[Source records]

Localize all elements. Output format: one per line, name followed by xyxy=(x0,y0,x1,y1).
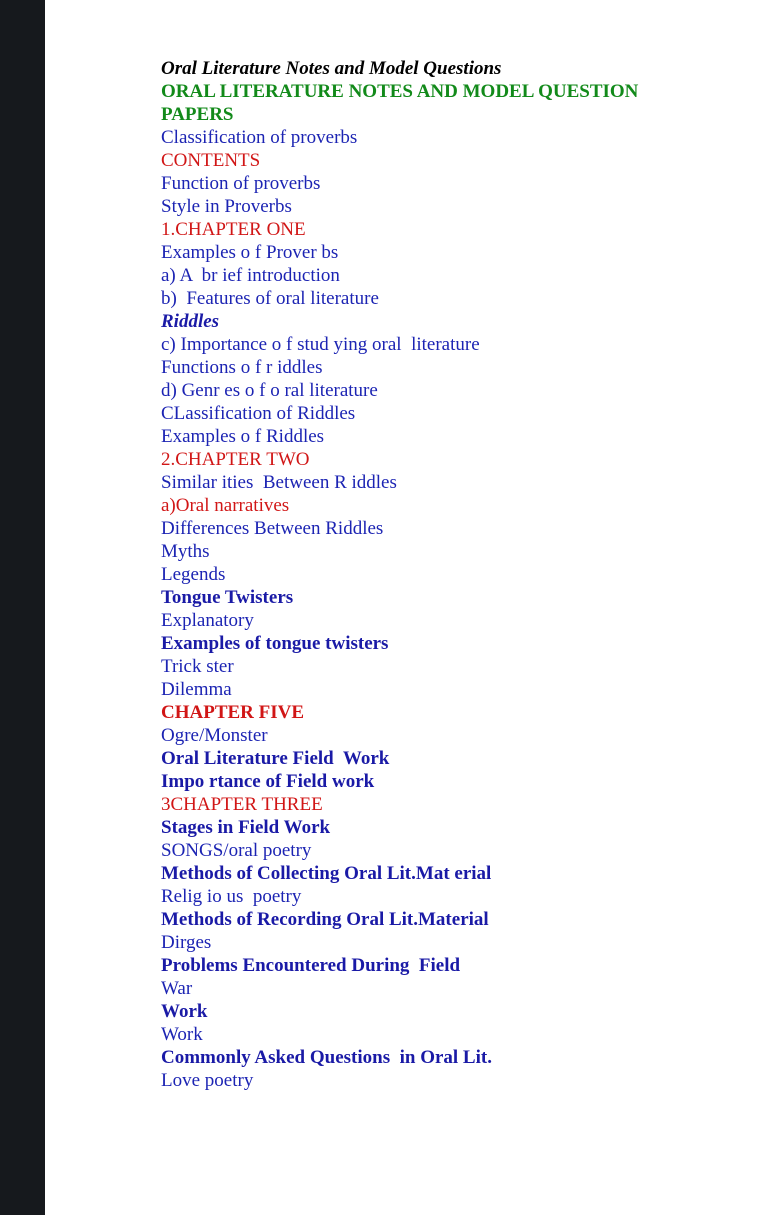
toc-line: Problems Encountered During Field xyxy=(161,955,461,976)
toc-line: Love poetry xyxy=(161,1070,254,1091)
toc-line: Stages in Field Work xyxy=(161,817,331,838)
document-title: Oral Literature Notes and Model Questions xyxy=(161,58,502,79)
toc-line: Dilemma xyxy=(161,679,232,700)
toc-line: CONTENTS xyxy=(161,150,261,171)
toc-line: Oral Literature Field Work xyxy=(161,748,390,769)
document-page xyxy=(161,57,681,1092)
toc-line: Similar ities Between R iddles xyxy=(161,472,397,493)
toc-line: Classification of proverbs xyxy=(161,127,358,148)
toc-line: a)Oral narratives xyxy=(161,495,290,516)
toc-line: Legends xyxy=(161,564,226,585)
toc-line: Functions o f r iddles xyxy=(161,357,323,378)
toc-line: 3CHAPTER THREE xyxy=(161,794,323,815)
toc-line: d) Genr es o f o ral literature xyxy=(161,380,378,401)
toc-line: Trick ster xyxy=(161,656,234,677)
toc-line: SONGS/oral poetry xyxy=(161,840,312,861)
toc-line: Function of proverbs xyxy=(161,173,321,194)
left-edge-bar xyxy=(0,0,45,1215)
toc-line: Impo rtance of Field work xyxy=(161,771,375,792)
toc-line: CHAPTER FIVE xyxy=(161,702,305,723)
toc-line: Differences Between Riddles xyxy=(161,518,384,539)
toc-line: b) Features of oral literature xyxy=(161,288,379,309)
toc-line: Work xyxy=(161,1001,208,1022)
toc-line: Methods of Recording Oral Lit.Material xyxy=(161,909,489,930)
toc-line: War xyxy=(161,978,193,999)
toc-line: Examples of tongue twisters xyxy=(161,633,389,654)
toc-line: Explanatory xyxy=(161,610,254,631)
toc-line: Dirges xyxy=(161,932,212,953)
toc-line: Style in Proverbs xyxy=(161,196,292,217)
toc-line: c) Importance o f stud ying oral literature xyxy=(161,334,480,355)
toc-line: Examples o f Prover bs xyxy=(161,242,339,263)
document-heading: ORAL LITERATURE NOTES AND MODEL QUESTION PAPERS xyxy=(161,81,639,125)
toc-line: a) A br ief introduction xyxy=(161,265,340,286)
toc-line: Tongue Twisters xyxy=(161,587,294,608)
toc-line: 1.CHAPTER ONE xyxy=(161,219,306,240)
toc-line: Riddles xyxy=(161,311,220,332)
toc-line: CLassification of Riddles xyxy=(161,403,356,424)
toc-line: Relig io us poetry xyxy=(161,886,302,907)
toc-line: Work xyxy=(161,1024,203,1045)
toc-line: Ogre/Monster xyxy=(161,725,268,746)
toc-line: Examples o f Riddles xyxy=(161,426,325,447)
toc-line: Myths xyxy=(161,541,210,562)
toc-line: 2.CHAPTER TWO xyxy=(161,449,310,470)
toc-line: Methods of Collecting Oral Lit.Mat erial xyxy=(161,863,492,884)
toc-line: Commonly Asked Questions in Oral Lit. xyxy=(161,1047,492,1068)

What you need to do: Render every line of the records above as a JSON list of strings, one string per line, skipping blank lines. Leave the pictures out.

Answer in full:
[
  "Localize all elements. Output format: one per line, name followed by xyxy=(x0,y0,x1,y1).",
  "toc-line: Problems Encountered During Field xyxy=(161,955,461,976)",
  "toc-line: Love poetry xyxy=(161,1070,254,1091)",
  "toc-line: Stages in Field Work xyxy=(161,817,331,838)",
  "document-title: Oral Literature Notes and Model Questions xyxy=(161,58,502,79)",
  "toc-line: Dilemma xyxy=(161,679,232,700)",
  "toc-line: CONTENTS xyxy=(161,150,261,171)",
  "toc-line: Oral Literature Field Work xyxy=(161,748,390,769)",
  "document-page xyxy=(161,57,681,1092)",
  "toc-line: Similar ities Between R iddles xyxy=(161,472,397,493)",
  "toc-line: Classification of proverbs xyxy=(161,127,358,148)",
  "toc-line: a)Oral narratives xyxy=(161,495,290,516)",
  "toc-line: Legends xyxy=(161,564,226,585)",
  "toc-line: Functions o f r iddles xyxy=(161,357,323,378)",
  "toc-line: 3CHAPTER THREE xyxy=(161,794,323,815)",
  "toc-line: d) Genr es o f o ral literature xyxy=(161,380,378,401)",
  "toc-line: Trick ster xyxy=(161,656,234,677)",
  "toc-line: SONGS/oral poetry xyxy=(161,840,312,861)",
  "toc-line: Function of proverbs xyxy=(161,173,321,194)",
  "left-edge-bar xyxy=(0,0,45,1215)",
  "toc-line: Impo rtance of Field work xyxy=(161,771,375,792)",
  "toc-line: CHAPTER FIVE xyxy=(161,702,305,723)",
  "toc-line: Differences Between Riddles xyxy=(161,518,384,539)",
  "toc-line: b) Features of oral literature xyxy=(161,288,379,309)",
  "toc-line: Work xyxy=(161,1001,208,1022)",
  "toc-line: Methods of Recording Oral Lit.Material xyxy=(161,909,489,930)",
  "toc-line: War xyxy=(161,978,193,999)",
  "toc-line: Examples of tongue twisters xyxy=(161,633,389,654)",
  "toc-line: Explanatory xyxy=(161,610,254,631)",
  "toc-line: Dirges xyxy=(161,932,212,953)",
  "toc-line: Style in Proverbs xyxy=(161,196,292,217)",
  "toc-line: c) Importance o f stud ying oral literature xyxy=(161,334,480,355)",
  "toc-line: Examples o f Prover bs xyxy=(161,242,339,263)",
  "document-heading: ORAL LITERATURE NOTES AND MODEL QUESTION PAPERS xyxy=(161,81,639,125)",
  "toc-line: a) A br ief introduction xyxy=(161,265,340,286)",
  "toc-line: Tongue Twisters xyxy=(161,587,294,608)",
  "toc-line: 1.CHAPTER ONE xyxy=(161,219,306,240)",
  "toc-line: Riddles xyxy=(161,311,220,332)",
  "toc-line: CLassification of Riddles xyxy=(161,403,356,424)",
  "toc-line: Relig io us poetry xyxy=(161,886,302,907)",
  "toc-line: Work xyxy=(161,1024,203,1045)",
  "toc-line: Ogre/Monster xyxy=(161,725,268,746)",
  "toc-line: Examples o f Riddles xyxy=(161,426,325,447)",
  "toc-line: Myths xyxy=(161,541,210,562)",
  "toc-line: 2.CHAPTER TWO xyxy=(161,449,310,470)",
  "toc-line: Methods of Collecting Oral Lit.Mat erial xyxy=(161,863,492,884)",
  "toc-line: Commonly Asked Questions in Oral Lit. xyxy=(161,1047,492,1068)"
]